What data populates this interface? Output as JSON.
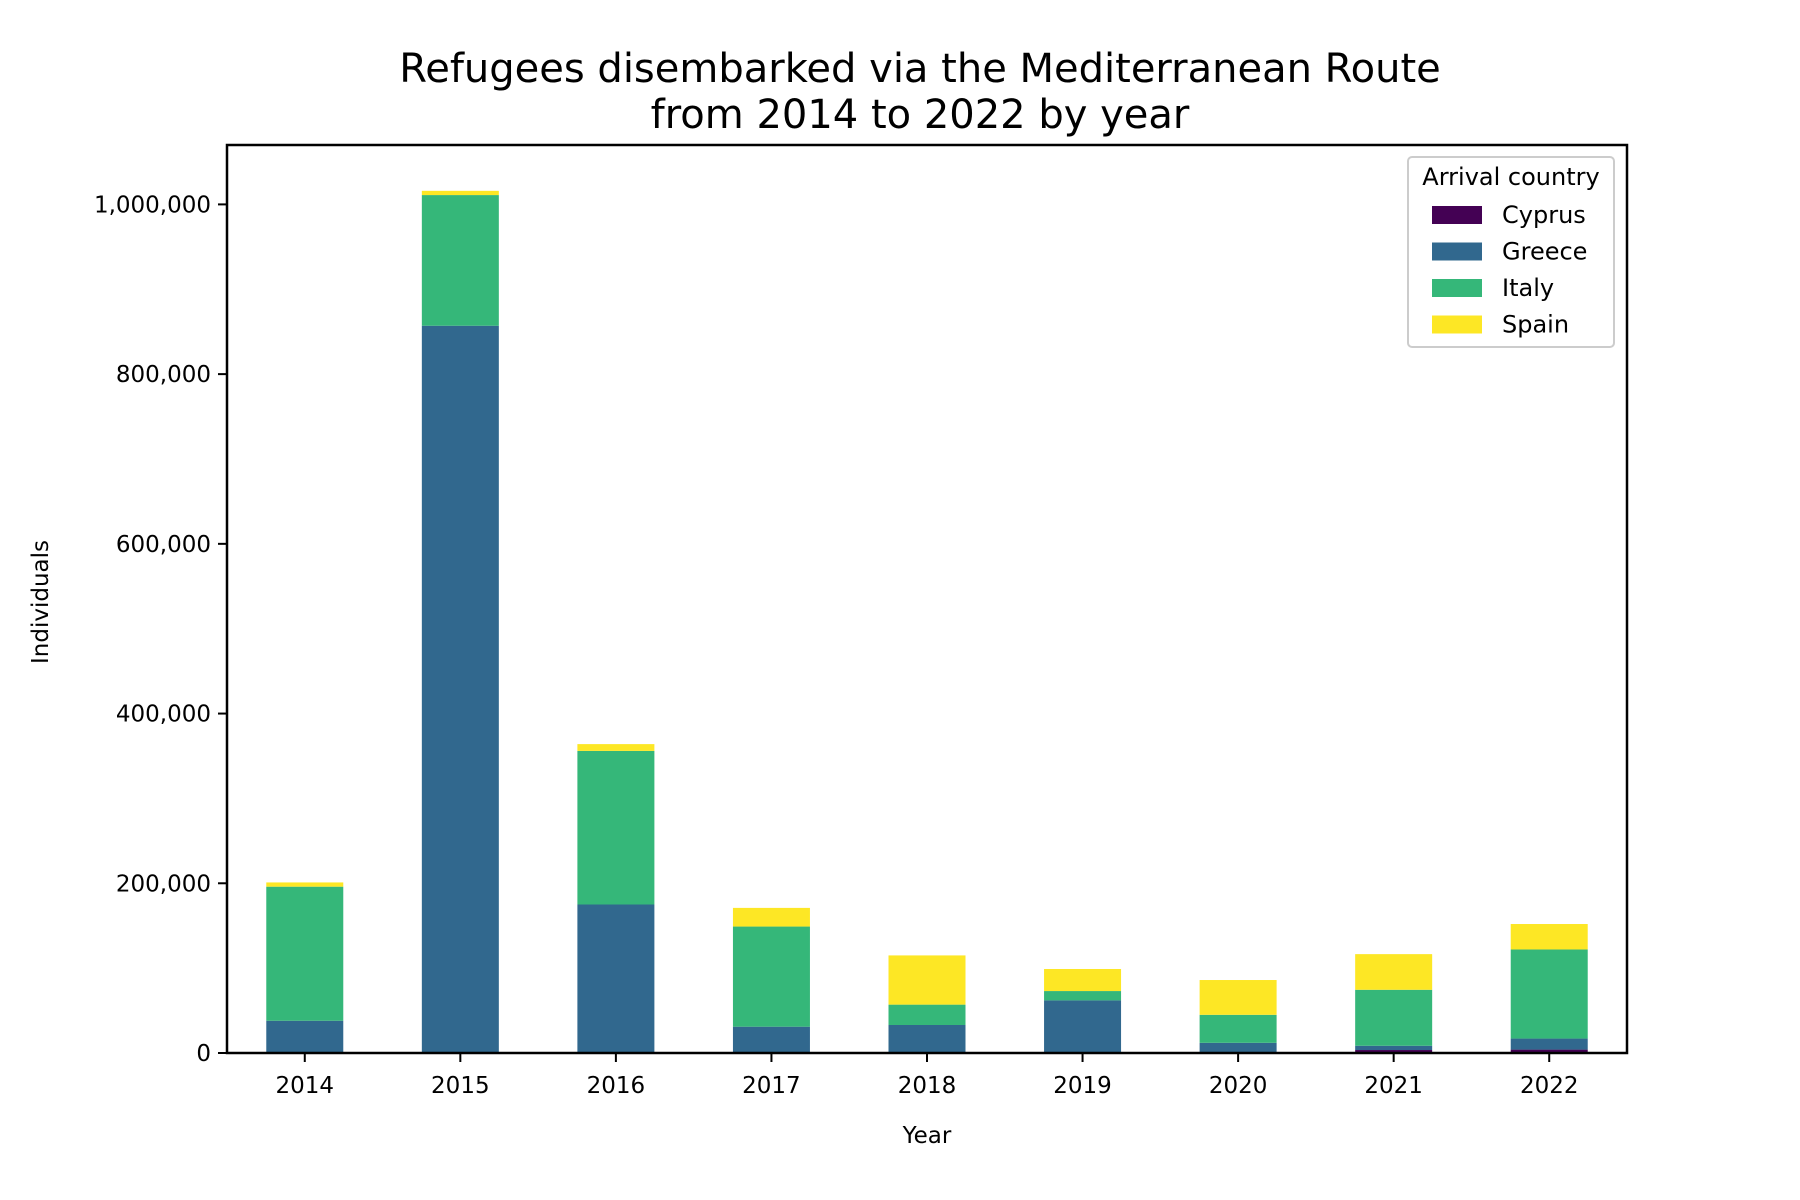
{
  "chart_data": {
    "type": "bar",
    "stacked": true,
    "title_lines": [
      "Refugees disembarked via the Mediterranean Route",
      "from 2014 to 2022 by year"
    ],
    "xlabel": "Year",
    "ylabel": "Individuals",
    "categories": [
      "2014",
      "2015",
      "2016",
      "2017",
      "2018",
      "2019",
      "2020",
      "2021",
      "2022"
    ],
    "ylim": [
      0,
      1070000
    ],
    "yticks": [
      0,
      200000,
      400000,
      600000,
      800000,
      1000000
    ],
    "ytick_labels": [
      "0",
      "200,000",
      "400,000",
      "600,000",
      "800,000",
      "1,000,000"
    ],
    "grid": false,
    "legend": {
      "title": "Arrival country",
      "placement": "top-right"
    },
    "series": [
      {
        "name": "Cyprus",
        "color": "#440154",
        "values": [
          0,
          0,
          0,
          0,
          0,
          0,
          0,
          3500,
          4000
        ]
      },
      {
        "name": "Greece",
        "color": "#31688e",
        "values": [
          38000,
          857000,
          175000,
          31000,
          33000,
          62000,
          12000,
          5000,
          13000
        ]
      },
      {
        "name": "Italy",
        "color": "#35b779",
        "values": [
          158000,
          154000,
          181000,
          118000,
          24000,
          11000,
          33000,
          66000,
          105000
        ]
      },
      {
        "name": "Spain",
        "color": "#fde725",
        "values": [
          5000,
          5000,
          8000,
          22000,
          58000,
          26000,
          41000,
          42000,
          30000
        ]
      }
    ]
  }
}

======

## Requirement:
Copy each line containing the word "name" from the data.

## Response to this task:
        "name": "Cyprus",
        "name": "Greece",
        "name": "Italy",
        "name": "Spain",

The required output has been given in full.